• **CHALLENGE**:
In the records below, find each line containing the word "relative" and copy it.

-- start RECORDED INFORMATION --

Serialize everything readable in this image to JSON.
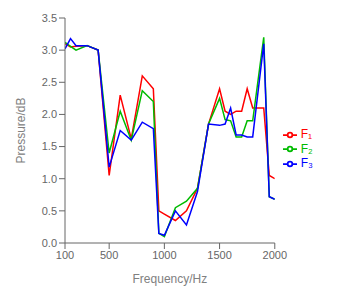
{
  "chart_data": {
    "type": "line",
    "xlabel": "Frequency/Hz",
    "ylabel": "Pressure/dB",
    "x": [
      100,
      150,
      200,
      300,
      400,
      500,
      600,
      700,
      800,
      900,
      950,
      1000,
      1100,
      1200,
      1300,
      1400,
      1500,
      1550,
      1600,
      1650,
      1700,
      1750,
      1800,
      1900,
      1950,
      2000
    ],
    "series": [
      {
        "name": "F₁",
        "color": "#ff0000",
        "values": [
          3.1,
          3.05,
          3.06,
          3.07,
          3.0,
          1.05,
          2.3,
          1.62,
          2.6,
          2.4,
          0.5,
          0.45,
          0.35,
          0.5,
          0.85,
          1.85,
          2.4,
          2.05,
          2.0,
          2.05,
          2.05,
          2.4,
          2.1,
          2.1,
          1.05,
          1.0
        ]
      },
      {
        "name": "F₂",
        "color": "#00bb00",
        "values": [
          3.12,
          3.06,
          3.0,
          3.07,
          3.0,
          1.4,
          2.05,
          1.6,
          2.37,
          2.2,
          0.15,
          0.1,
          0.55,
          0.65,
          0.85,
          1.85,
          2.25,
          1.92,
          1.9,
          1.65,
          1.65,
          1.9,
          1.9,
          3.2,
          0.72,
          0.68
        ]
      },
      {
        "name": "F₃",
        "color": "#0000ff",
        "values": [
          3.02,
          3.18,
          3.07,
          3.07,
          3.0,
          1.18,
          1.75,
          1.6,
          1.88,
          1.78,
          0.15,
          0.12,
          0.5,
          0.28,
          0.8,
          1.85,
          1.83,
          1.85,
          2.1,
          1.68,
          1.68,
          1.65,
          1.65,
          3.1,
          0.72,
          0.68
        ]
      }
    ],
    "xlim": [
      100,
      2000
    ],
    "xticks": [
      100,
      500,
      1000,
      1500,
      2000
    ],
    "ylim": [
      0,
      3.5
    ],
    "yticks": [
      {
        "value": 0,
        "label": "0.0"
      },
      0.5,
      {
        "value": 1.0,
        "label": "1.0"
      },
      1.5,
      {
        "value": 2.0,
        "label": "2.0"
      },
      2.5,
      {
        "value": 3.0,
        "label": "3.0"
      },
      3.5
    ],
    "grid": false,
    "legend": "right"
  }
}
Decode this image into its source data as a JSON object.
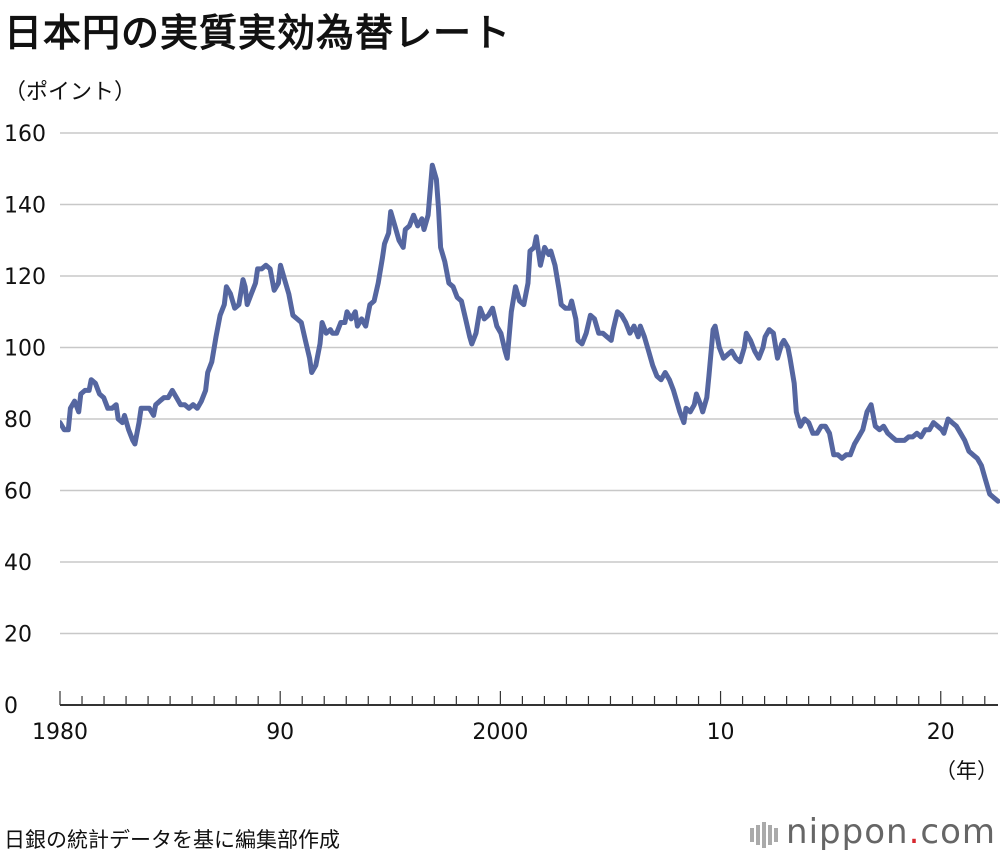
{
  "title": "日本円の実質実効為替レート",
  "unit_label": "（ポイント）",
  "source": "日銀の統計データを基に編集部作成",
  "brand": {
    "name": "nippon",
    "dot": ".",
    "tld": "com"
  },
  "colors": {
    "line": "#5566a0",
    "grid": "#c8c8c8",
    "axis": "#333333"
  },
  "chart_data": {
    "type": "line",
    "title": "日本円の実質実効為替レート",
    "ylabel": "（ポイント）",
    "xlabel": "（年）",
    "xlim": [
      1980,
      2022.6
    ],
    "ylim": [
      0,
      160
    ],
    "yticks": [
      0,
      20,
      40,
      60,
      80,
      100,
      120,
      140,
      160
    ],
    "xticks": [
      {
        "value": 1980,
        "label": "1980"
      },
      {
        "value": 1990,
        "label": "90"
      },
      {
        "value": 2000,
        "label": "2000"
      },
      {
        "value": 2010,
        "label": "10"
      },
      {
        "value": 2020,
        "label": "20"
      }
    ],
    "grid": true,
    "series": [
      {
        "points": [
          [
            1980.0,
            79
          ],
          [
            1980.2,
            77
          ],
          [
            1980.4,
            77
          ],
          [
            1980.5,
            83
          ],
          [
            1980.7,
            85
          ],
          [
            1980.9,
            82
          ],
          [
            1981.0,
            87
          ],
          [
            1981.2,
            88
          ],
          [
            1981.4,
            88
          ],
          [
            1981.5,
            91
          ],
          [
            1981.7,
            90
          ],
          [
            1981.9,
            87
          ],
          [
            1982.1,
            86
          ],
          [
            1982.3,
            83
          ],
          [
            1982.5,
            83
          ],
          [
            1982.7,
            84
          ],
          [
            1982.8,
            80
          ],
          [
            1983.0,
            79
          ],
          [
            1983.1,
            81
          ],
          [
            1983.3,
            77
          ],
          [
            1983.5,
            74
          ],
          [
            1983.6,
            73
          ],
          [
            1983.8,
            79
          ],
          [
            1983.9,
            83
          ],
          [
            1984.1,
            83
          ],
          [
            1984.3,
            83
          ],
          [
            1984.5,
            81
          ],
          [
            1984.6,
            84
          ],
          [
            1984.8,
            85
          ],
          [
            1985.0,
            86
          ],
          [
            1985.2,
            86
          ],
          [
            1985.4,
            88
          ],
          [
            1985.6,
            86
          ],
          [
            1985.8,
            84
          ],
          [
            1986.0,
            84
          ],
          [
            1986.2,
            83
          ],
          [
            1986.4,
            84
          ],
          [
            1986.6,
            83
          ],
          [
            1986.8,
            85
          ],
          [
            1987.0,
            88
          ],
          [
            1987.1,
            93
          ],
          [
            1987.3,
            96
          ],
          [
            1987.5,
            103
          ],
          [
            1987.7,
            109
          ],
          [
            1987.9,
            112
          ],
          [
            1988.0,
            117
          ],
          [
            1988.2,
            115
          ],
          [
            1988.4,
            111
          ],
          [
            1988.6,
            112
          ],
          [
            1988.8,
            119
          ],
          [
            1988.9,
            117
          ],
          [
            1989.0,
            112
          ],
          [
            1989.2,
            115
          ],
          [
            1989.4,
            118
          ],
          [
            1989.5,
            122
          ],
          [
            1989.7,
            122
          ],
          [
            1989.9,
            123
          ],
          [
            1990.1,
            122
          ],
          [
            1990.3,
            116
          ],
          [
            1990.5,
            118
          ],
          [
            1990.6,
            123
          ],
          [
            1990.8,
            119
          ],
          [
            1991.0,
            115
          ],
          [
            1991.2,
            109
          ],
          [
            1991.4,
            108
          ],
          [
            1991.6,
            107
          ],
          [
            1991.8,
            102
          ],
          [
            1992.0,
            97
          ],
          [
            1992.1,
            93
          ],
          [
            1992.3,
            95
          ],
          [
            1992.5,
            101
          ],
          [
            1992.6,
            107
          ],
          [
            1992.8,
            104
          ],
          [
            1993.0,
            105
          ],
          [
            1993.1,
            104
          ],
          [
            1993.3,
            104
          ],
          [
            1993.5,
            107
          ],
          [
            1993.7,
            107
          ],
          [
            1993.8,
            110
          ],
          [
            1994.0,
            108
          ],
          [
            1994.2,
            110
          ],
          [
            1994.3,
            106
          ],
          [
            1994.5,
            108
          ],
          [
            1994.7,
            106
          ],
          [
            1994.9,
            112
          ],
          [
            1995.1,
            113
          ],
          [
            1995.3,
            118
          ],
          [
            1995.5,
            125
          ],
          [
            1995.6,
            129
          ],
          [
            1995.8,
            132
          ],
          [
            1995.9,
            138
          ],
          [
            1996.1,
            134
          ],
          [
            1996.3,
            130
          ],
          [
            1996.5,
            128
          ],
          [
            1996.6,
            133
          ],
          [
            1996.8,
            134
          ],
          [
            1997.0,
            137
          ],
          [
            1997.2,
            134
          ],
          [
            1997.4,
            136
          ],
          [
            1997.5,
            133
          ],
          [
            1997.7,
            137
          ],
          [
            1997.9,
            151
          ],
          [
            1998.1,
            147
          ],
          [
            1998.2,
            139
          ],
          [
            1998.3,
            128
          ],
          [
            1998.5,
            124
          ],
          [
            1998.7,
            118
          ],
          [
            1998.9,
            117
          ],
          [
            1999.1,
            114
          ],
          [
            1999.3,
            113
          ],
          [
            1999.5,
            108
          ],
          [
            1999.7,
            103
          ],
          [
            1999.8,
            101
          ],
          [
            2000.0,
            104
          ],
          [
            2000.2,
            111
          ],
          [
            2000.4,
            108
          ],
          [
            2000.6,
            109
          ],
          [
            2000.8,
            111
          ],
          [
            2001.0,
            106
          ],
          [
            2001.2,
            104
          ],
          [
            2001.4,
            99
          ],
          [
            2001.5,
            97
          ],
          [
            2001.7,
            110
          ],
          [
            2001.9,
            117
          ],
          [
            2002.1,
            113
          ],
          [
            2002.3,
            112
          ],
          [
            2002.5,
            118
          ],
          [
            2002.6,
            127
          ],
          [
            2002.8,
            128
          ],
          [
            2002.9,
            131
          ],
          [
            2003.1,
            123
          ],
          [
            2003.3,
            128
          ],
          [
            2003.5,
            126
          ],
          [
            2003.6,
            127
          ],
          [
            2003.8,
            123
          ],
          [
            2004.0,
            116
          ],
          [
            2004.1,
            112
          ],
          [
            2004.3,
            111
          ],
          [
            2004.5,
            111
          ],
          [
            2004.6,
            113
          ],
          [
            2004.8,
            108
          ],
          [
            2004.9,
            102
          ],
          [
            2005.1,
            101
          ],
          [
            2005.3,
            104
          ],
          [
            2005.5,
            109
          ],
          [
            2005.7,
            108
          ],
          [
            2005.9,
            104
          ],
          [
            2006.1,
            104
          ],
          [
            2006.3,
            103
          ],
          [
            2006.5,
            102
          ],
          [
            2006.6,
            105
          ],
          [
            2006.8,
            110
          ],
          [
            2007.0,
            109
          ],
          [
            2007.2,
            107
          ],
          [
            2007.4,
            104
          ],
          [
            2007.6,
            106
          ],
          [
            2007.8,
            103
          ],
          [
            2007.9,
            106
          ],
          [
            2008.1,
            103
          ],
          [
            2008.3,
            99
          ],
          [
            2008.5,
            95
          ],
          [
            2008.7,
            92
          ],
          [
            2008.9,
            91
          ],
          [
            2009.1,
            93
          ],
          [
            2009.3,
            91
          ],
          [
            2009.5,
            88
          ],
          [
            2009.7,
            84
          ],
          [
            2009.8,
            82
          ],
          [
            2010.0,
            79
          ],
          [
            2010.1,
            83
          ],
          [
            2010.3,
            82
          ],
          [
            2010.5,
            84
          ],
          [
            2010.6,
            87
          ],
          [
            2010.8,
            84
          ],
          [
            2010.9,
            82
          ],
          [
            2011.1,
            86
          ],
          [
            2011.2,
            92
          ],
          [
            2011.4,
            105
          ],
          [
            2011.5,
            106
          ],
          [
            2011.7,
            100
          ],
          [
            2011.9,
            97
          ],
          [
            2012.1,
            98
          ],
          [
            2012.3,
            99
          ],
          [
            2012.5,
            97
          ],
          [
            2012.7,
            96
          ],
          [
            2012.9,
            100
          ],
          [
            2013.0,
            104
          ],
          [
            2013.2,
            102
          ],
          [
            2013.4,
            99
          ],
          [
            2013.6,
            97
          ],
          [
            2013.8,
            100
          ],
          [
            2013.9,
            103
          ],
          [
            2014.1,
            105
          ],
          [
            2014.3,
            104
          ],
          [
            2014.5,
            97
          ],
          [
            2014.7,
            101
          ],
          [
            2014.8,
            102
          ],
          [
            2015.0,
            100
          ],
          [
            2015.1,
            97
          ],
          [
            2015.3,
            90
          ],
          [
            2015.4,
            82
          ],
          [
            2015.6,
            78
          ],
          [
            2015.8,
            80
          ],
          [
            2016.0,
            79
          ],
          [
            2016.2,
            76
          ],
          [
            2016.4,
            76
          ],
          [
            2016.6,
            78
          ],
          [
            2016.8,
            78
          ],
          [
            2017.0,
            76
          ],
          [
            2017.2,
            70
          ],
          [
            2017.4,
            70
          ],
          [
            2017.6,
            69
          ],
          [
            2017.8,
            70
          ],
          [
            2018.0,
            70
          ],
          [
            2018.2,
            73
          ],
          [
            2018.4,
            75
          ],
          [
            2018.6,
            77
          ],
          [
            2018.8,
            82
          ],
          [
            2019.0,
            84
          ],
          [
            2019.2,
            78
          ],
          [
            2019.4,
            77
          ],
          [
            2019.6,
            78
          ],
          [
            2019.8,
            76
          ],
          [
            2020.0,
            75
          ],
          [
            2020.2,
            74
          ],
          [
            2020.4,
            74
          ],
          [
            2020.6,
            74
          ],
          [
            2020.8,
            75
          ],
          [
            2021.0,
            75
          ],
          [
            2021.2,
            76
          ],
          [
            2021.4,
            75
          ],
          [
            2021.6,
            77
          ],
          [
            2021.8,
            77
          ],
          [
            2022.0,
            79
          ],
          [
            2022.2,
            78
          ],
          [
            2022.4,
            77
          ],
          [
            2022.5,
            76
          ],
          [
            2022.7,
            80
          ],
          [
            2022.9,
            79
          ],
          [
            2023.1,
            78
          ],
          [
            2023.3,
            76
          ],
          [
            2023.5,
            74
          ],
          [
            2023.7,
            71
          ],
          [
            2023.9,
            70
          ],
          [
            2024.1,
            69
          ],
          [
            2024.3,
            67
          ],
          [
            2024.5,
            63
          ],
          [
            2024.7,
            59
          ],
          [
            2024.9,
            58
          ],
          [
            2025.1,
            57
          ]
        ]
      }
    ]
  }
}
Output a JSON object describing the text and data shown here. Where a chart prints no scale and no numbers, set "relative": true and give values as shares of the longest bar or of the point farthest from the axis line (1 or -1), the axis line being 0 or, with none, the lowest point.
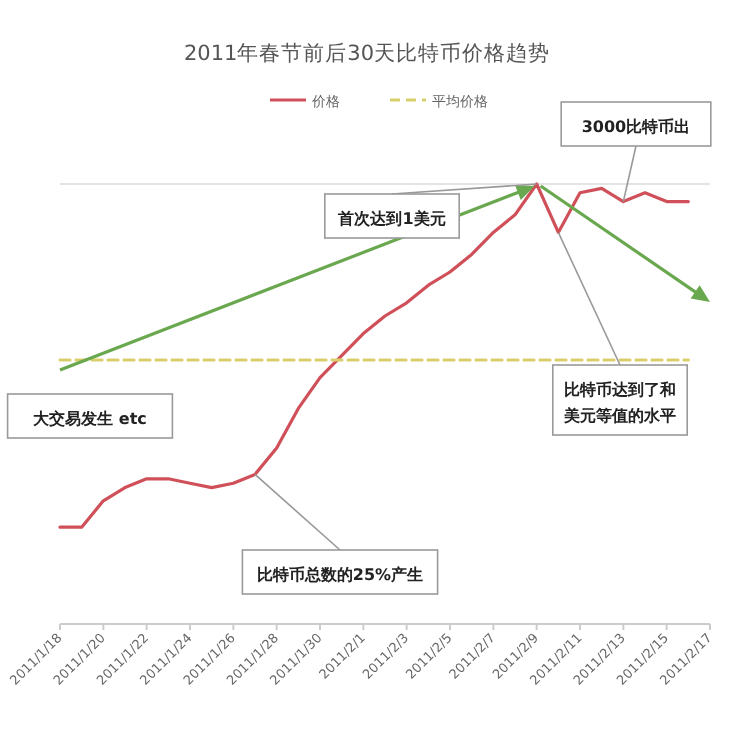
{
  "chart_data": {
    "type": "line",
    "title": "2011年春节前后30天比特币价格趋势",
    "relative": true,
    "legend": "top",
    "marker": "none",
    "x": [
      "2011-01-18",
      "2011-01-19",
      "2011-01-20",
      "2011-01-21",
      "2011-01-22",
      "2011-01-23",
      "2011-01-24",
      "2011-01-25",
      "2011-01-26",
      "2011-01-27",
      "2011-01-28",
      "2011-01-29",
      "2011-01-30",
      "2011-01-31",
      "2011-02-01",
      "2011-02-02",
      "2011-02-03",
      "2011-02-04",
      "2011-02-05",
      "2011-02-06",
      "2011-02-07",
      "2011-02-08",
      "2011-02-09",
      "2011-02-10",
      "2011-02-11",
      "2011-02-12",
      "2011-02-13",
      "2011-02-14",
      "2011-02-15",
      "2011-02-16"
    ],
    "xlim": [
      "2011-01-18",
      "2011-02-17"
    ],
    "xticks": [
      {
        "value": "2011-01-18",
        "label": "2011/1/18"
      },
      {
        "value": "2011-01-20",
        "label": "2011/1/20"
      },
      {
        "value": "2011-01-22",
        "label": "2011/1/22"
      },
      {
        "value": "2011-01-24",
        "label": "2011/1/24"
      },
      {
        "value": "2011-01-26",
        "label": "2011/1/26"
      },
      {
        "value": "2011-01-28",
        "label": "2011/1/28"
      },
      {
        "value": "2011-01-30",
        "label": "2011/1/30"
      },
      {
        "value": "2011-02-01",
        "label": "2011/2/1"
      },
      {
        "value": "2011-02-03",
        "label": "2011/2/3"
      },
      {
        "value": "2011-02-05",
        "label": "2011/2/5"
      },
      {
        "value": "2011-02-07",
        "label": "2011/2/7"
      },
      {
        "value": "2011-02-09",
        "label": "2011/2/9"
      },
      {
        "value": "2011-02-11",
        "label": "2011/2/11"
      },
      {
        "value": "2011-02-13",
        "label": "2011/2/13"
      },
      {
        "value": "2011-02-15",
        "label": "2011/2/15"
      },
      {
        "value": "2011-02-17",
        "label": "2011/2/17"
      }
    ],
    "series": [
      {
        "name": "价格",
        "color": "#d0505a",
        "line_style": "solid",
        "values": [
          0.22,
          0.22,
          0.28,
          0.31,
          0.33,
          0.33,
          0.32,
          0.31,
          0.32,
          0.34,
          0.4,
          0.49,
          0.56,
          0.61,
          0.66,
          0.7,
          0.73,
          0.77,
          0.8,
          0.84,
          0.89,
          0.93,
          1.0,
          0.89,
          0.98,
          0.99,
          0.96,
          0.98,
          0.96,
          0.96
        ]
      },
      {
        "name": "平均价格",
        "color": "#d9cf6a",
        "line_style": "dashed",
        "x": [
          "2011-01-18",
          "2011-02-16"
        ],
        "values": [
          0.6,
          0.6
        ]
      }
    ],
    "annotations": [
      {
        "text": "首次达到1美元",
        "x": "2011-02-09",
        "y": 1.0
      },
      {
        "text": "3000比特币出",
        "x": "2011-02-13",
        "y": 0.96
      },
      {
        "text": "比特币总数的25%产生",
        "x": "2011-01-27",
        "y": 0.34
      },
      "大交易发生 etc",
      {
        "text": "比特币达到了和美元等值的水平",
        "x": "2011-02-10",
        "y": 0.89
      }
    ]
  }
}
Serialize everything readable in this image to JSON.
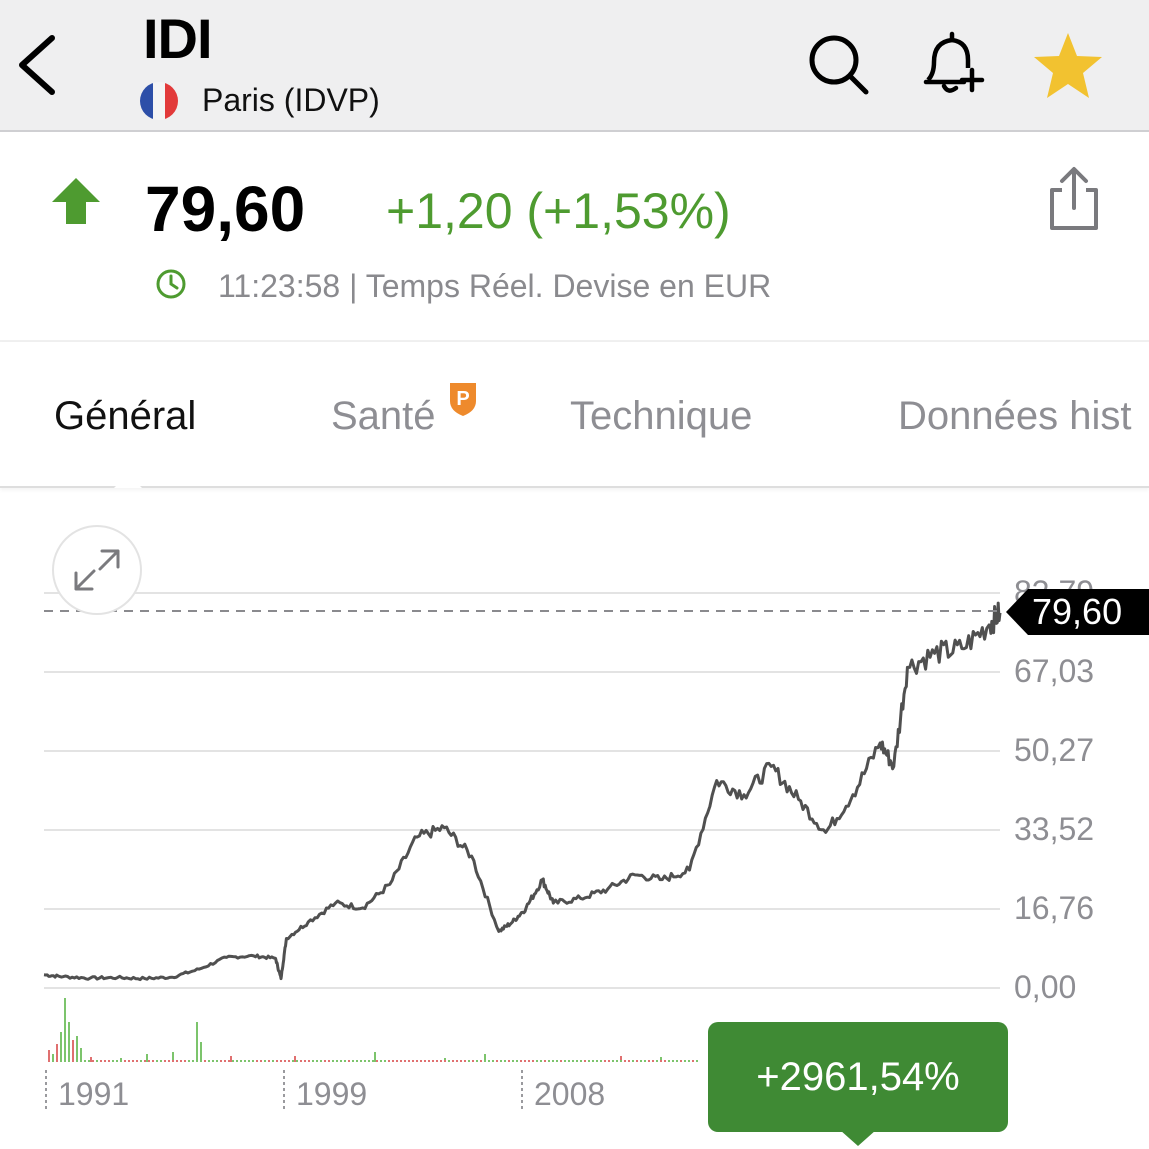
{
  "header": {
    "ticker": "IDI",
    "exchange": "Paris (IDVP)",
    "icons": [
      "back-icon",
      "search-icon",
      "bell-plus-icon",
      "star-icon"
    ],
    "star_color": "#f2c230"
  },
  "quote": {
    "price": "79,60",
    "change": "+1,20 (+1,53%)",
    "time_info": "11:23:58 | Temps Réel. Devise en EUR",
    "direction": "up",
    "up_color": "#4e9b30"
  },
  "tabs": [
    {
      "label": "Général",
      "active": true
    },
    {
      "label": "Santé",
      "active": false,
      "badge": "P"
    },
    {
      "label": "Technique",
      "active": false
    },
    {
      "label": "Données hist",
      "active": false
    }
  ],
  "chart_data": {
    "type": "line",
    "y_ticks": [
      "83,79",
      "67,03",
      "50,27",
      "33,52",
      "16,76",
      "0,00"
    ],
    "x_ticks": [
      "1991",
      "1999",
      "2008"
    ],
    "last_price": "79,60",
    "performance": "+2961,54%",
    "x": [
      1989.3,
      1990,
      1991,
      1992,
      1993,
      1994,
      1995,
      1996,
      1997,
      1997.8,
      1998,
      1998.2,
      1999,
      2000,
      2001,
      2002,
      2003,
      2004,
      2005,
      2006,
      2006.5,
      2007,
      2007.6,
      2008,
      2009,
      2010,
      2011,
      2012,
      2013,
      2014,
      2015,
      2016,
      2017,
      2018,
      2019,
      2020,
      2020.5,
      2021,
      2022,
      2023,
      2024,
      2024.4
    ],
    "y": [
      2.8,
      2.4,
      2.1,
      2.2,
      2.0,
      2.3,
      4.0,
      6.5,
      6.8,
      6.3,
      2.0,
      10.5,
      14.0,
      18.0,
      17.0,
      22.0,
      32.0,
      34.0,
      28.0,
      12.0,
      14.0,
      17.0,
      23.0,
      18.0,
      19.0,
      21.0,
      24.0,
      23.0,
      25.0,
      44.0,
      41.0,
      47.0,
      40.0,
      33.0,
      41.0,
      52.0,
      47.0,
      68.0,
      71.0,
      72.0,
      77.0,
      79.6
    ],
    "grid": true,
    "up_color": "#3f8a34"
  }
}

-- end RECORDED INFORMATION --

• **PROBLEM SOLUTION**:
Output a JSON object describing the text and data shown here. Where a chart prints no scale and no numbers, set "relative": true and give values as shares of the longest bar or of the point farthest from the axis line (1 or -1), the axis line being 0 or, with none, the lowest point.
    "relative": true,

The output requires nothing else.